_Task details_
Output every line exactly as written. Leave out pictures.

Rows from a dataset
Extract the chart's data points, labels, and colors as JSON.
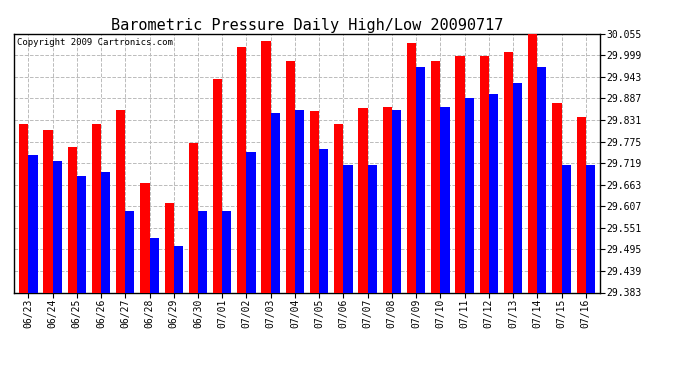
{
  "title": "Barometric Pressure Daily High/Low 20090717",
  "copyright": "Copyright 2009 Cartronics.com",
  "dates": [
    "06/23",
    "06/24",
    "06/25",
    "06/26",
    "06/27",
    "06/28",
    "06/29",
    "06/30",
    "07/01",
    "07/02",
    "07/03",
    "07/04",
    "07/05",
    "07/06",
    "07/07",
    "07/08",
    "07/09",
    "07/10",
    "07/11",
    "07/12",
    "07/13",
    "07/14",
    "07/15",
    "07/16"
  ],
  "highs": [
    29.82,
    29.805,
    29.76,
    29.82,
    29.858,
    29.668,
    29.615,
    29.77,
    29.938,
    30.02,
    30.035,
    29.985,
    29.855,
    29.82,
    29.863,
    29.865,
    30.03,
    29.985,
    29.998,
    29.998,
    30.008,
    30.055,
    29.875,
    29.838
  ],
  "lows": [
    29.74,
    29.725,
    29.685,
    29.695,
    29.595,
    29.525,
    29.505,
    29.595,
    29.595,
    29.748,
    29.848,
    29.858,
    29.755,
    29.715,
    29.715,
    29.858,
    29.968,
    29.865,
    29.888,
    29.898,
    29.928,
    29.968,
    29.715,
    29.715
  ],
  "ymin": 29.383,
  "ymax": 30.055,
  "yticks": [
    29.383,
    29.439,
    29.495,
    29.551,
    29.607,
    29.663,
    29.719,
    29.775,
    29.831,
    29.887,
    29.943,
    29.999,
    30.055
  ],
  "high_color": "#ff0000",
  "low_color": "#0000ff",
  "bg_color": "#ffffff",
  "grid_color": "#bbbbbb",
  "title_fontsize": 11,
  "bar_width": 0.38,
  "fig_width": 6.9,
  "fig_height": 3.75,
  "dpi": 100
}
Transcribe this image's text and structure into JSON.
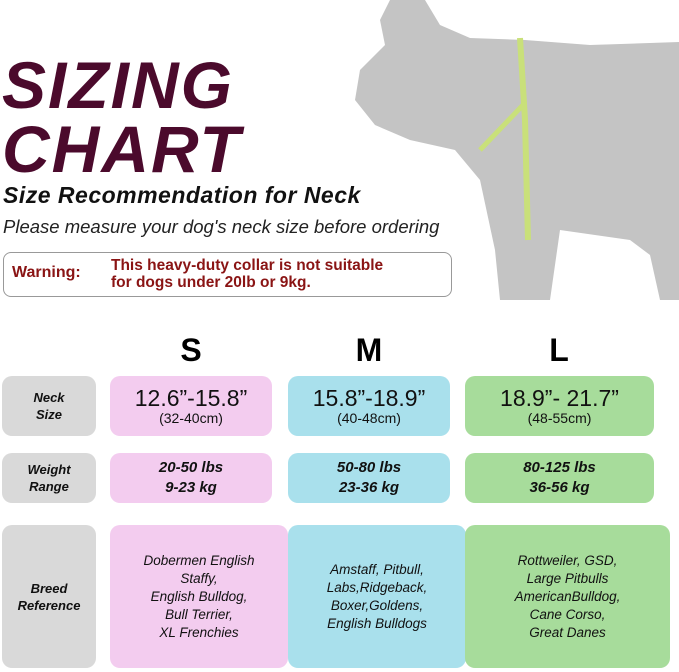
{
  "title": {
    "line1": "SIZING",
    "line2": "CHART"
  },
  "subtitle": "Size Recommendation for Neck",
  "instruction": "Please measure your dog's neck size before ordering",
  "warning": {
    "label": "Warning:",
    "line1": "This heavy-duty collar is not suitable",
    "line2": "for dogs under 20lb or 9kg."
  },
  "colors": {
    "title": "#4b0a2c",
    "warning": "#8a1414",
    "S": "#f3ccef",
    "M": "#a9e0ec",
    "L": "#a7dc9b",
    "label": "#d9d9d9"
  },
  "table": {
    "sizes": [
      "S",
      "M",
      "L"
    ],
    "row_labels": [
      {
        "line1": "Neck",
        "line2": "Size"
      },
      {
        "line1": "Weight",
        "line2": "Range"
      },
      {
        "line1": "Breed",
        "line2": "Reference"
      }
    ],
    "neck": [
      {
        "in": "12.6”-15.8”",
        "cm": "(32-40cm)"
      },
      {
        "in": "15.8”-18.9”",
        "cm": "(40-48cm)"
      },
      {
        "in": "18.9”- 21.7”",
        "cm": "(48-55cm)"
      }
    ],
    "weight": [
      {
        "lbs": "20-50 lbs",
        "kg": "9-23 kg"
      },
      {
        "lbs": "50-80 lbs",
        "kg": "23-36 kg"
      },
      {
        "lbs": "80-125 lbs",
        "kg": "36-56 kg"
      }
    ],
    "breeds": [
      [
        "Dobermen English",
        "Staffy,",
        "English Bulldog,",
        "Bull Terrier,",
        "XL Frenchies"
      ],
      [
        "Amstaff, Pitbull,",
        "Labs,Ridgeback,",
        "Boxer,Goldens,",
        "English Bulldogs"
      ],
      [
        "Rottweiler, GSD,",
        "Large Pitbulls",
        "AmericanBulldog,",
        "Cane Corso,",
        "Great Danes"
      ]
    ]
  }
}
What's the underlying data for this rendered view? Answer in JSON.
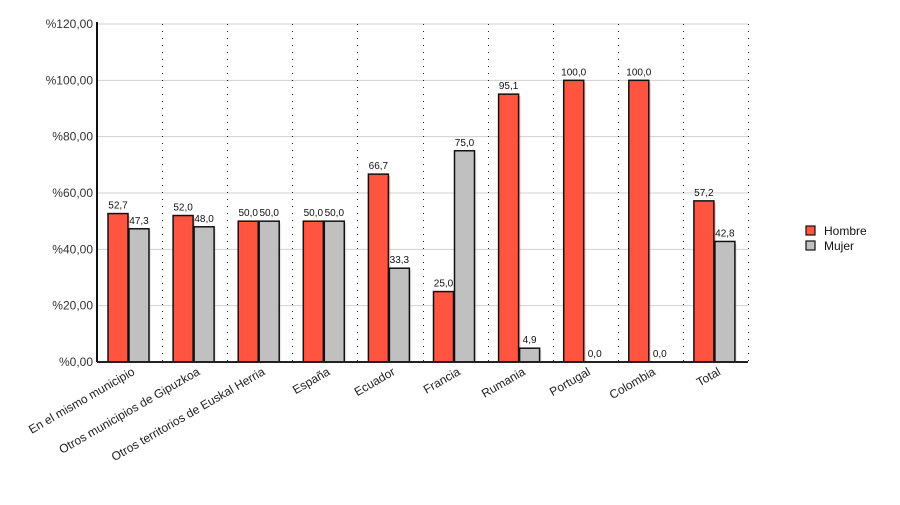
{
  "chart_data": {
    "type": "bar",
    "categories": [
      "En el mismo municipio",
      "Otros municipios de Gipuzkoa",
      "Otros territorios de Euskal Herria",
      "España",
      "Ecuador",
      "Francia",
      "Rumania",
      "Portugal",
      "Colombia",
      "Total"
    ],
    "series": [
      {
        "name": "Hombre",
        "color": "#FF5540",
        "values": [
          52.7,
          52.0,
          50.0,
          50.0,
          66.7,
          25.0,
          95.1,
          100.0,
          100.0,
          57.2
        ],
        "labels": [
          "52,7",
          "52,0",
          "50,0",
          "50,0",
          "66,7",
          "25,0",
          "95,1",
          "100,0",
          "100,0",
          "57,2"
        ]
      },
      {
        "name": "Mujer",
        "color": "#C0C0C0",
        "values": [
          47.3,
          48.0,
          50.0,
          50.0,
          33.3,
          75.0,
          4.9,
          0.0,
          0.0,
          42.8
        ],
        "labels": [
          "47,3",
          "48,0",
          "50,0",
          "50,0",
          "33,3",
          "75,0",
          "4,9",
          "0,0",
          "0,0",
          "42,8"
        ]
      }
    ],
    "ylim": [
      0,
      120
    ],
    "yticks": [
      0,
      20,
      40,
      60,
      80,
      100,
      120
    ],
    "ytick_labels": [
      "%0,00",
      "%20,00",
      "%40,00",
      "%60,00",
      "%80,00",
      "%100,00",
      "%120,00"
    ],
    "grid": true,
    "legend_position": "right"
  }
}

_Exercise result_
Extract the chart's data points, labels, and colors as JSON.
{
  "title": "Barometric Pressure Daily High/Low 20090717",
  "copyright": "Copyright 2009 Cartronics.com",
  "dates": [
    "06/23",
    "06/24",
    "06/25",
    "06/26",
    "06/27",
    "06/28",
    "06/29",
    "06/30",
    "07/01",
    "07/02",
    "07/03",
    "07/04",
    "07/05",
    "07/06",
    "07/07",
    "07/08",
    "07/09",
    "07/10",
    "07/11",
    "07/12",
    "07/13",
    "07/14",
    "07/15",
    "07/16"
  ],
  "highs": [
    29.82,
    29.805,
    29.76,
    29.82,
    29.858,
    29.668,
    29.615,
    29.77,
    29.938,
    30.02,
    30.035,
    29.985,
    29.855,
    29.82,
    29.863,
    29.865,
    30.03,
    29.985,
    29.998,
    29.998,
    30.008,
    30.055,
    29.875,
    29.838
  ],
  "lows": [
    29.74,
    29.725,
    29.685,
    29.695,
    29.595,
    29.525,
    29.505,
    29.595,
    29.595,
    29.748,
    29.848,
    29.858,
    29.755,
    29.715,
    29.715,
    29.858,
    29.968,
    29.865,
    29.888,
    29.898,
    29.928,
    29.968,
    29.715,
    29.715
  ],
  "ymin": 29.383,
  "ymax": 30.055,
  "yticks": [
    29.383,
    29.439,
    29.495,
    29.551,
    29.607,
    29.663,
    29.719,
    29.775,
    29.831,
    29.887,
    29.943,
    29.999,
    30.055
  ],
  "high_color": "#ff0000",
  "low_color": "#0000ff",
  "bg_color": "#ffffff",
  "grid_color": "#bbbbbb",
  "title_fontsize": 11,
  "bar_width": 0.38,
  "fig_width": 6.9,
  "fig_height": 3.75,
  "dpi": 100
}
Transcribe this image's text and structure into JSON.
{
  "title": {
    "line1": "SIZING",
    "line2": "CHART"
  },
  "subtitle": "Size Recommendation for Neck",
  "instruction": "Please measure your dog's neck size before ordering",
  "warning": {
    "label": "Warning:",
    "line1": "This heavy-duty collar is not suitable",
    "line2": "for dogs under 20lb or 9kg."
  },
  "colors": {
    "title": "#4b0a2c",
    "warning": "#8a1414",
    "S": "#f3ccef",
    "M": "#a9e0ec",
    "L": "#a7dc9b",
    "label": "#d9d9d9"
  },
  "table": {
    "sizes": [
      "S",
      "M",
      "L"
    ],
    "row_labels": [
      {
        "line1": "Neck",
        "line2": "Size"
      },
      {
        "line1": "Weight",
        "line2": "Range"
      },
      {
        "line1": "Breed",
        "line2": "Reference"
      }
    ],
    "neck": [
      {
        "in": "12.6”-15.8”",
        "cm": "(32-40cm)"
      },
      {
        "in": "15.8”-18.9”",
        "cm": "(40-48cm)"
      },
      {
        "in": "18.9”- 21.7”",
        "cm": "(48-55cm)"
      }
    ],
    "weight": [
      {
        "lbs": "20-50 lbs",
        "kg": "9-23 kg"
      },
      {
        "lbs": "50-80 lbs",
        "kg": "23-36 kg"
      },
      {
        "lbs": "80-125 lbs",
        "kg": "36-56 kg"
      }
    ],
    "breeds": [
      [
        "Dobermen English",
        "Staffy,",
        "English Bulldog,",
        "Bull Terrier,",
        "XL Frenchies"
      ],
      [
        "Amstaff, Pitbull,",
        "Labs,Ridgeback,",
        "Boxer,Goldens,",
        "English Bulldogs"
      ],
      [
        "Rottweiler, GSD,",
        "Large Pitbulls",
        "AmericanBulldog,",
        "Cane Corso,",
        "Great Danes"
      ]
    ]
  }
}
What's the underlying data for this rendered view? Answer in JSON.
{
  "chart_data": {
    "type": "bar",
    "categories": [
      "En el mismo municipio",
      "Otros municipios de Gipuzkoa",
      "Otros territorios de Euskal Herria",
      "España",
      "Ecuador",
      "Francia",
      "Rumania",
      "Portugal",
      "Colombia",
      "Total"
    ],
    "series": [
      {
        "name": "Hombre",
        "color": "#FF5540",
        "values": [
          52.7,
          52.0,
          50.0,
          50.0,
          66.7,
          25.0,
          95.1,
          100.0,
          100.0,
          57.2
        ],
        "labels": [
          "52,7",
          "52,0",
          "50,0",
          "50,0",
          "66,7",
          "25,0",
          "95,1",
          "100,0",
          "100,0",
          "57,2"
        ]
      },
      {
        "name": "Mujer",
        "color": "#C0C0C0",
        "values": [
          47.3,
          48.0,
          50.0,
          50.0,
          33.3,
          75.0,
          4.9,
          0.0,
          0.0,
          42.8
        ],
        "labels": [
          "47,3",
          "48,0",
          "50,0",
          "50,0",
          "33,3",
          "75,0",
          "4,9",
          "0,0",
          "0,0",
          "42,8"
        ]
      }
    ],
    "ylim": [
      0,
      120
    ],
    "yticks": [
      0,
      20,
      40,
      60,
      80,
      100,
      120
    ],
    "ytick_labels": [
      "%0,00",
      "%20,00",
      "%40,00",
      "%60,00",
      "%80,00",
      "%100,00",
      "%120,00"
    ],
    "grid": true,
    "legend_position": "right"
  }
}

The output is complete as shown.